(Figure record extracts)
::::
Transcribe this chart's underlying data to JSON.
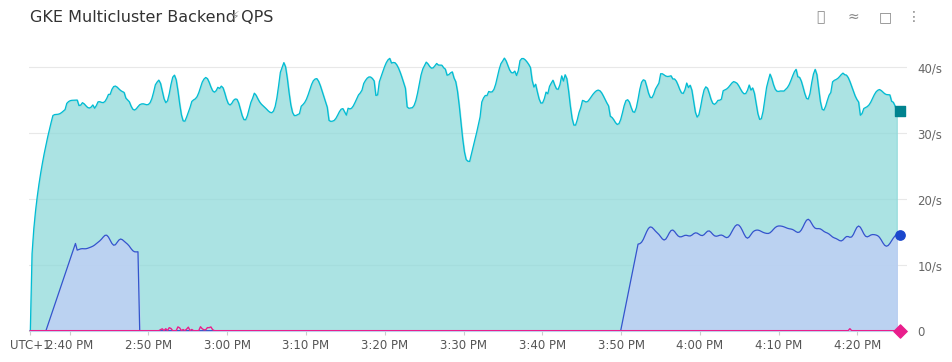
{
  "title": "GKE Multicluster Backend QPS",
  "x_labels": [
    "UTC+1",
    "2:40 PM",
    "2:50 PM",
    "3:00 PM",
    "3:10 PM",
    "3:20 PM",
    "3:30 PM",
    "3:40 PM",
    "3:50 PM",
    "4:00 PM",
    "4:10 PM",
    "4:20 PM"
  ],
  "y_ticks": [
    0,
    10,
    20,
    30,
    40
  ],
  "y_tick_labels": [
    "0",
    "10/s",
    "20/s",
    "30/s",
    "40/s"
  ],
  "ylim": [
    0,
    43
  ],
  "bg_color": "#ffffff",
  "plot_bg": "#ffffff",
  "grid_color": "#e8e8e8",
  "teal_fill_color": "#8fdada",
  "teal_line_color": "#00bcd4",
  "blue_fill_color": "#c0cef5",
  "blue_line_color": "#3355cc",
  "pink_line_color": "#e91e8c",
  "end_dot_teal_color": "#00838f",
  "end_dot_blue_color": "#1a47cc",
  "end_dot_pink_color": "#e91e8c",
  "total_minutes": 110,
  "tick_times_min": [
    0,
    5,
    15,
    25,
    35,
    45,
    55,
    65,
    75,
    85,
    95,
    105
  ]
}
::::
Leave the pictures out, and print every line of the listing exactly as written.

**Task output:**
Transcribe this chart's underlying data to JSON.
{
  "title": "GKE Multicluster Backend QPS",
  "x_labels": [
    "UTC+1",
    "2:40 PM",
    "2:50 PM",
    "3:00 PM",
    "3:10 PM",
    "3:20 PM",
    "3:30 PM",
    "3:40 PM",
    "3:50 PM",
    "4:00 PM",
    "4:10 PM",
    "4:20 PM"
  ],
  "y_ticks": [
    0,
    10,
    20,
    30,
    40
  ],
  "y_tick_labels": [
    "0",
    "10/s",
    "20/s",
    "30/s",
    "40/s"
  ],
  "ylim": [
    0,
    43
  ],
  "bg_color": "#ffffff",
  "plot_bg": "#ffffff",
  "grid_color": "#e8e8e8",
  "teal_fill_color": "#8fdada",
  "teal_line_color": "#00bcd4",
  "blue_fill_color": "#c0cef5",
  "blue_line_color": "#3355cc",
  "pink_line_color": "#e91e8c",
  "end_dot_teal_color": "#00838f",
  "end_dot_blue_color": "#1a47cc",
  "end_dot_pink_color": "#e91e8c",
  "total_minutes": 110,
  "tick_times_min": [
    0,
    5,
    15,
    25,
    35,
    45,
    55,
    65,
    75,
    85,
    95,
    105
  ]
}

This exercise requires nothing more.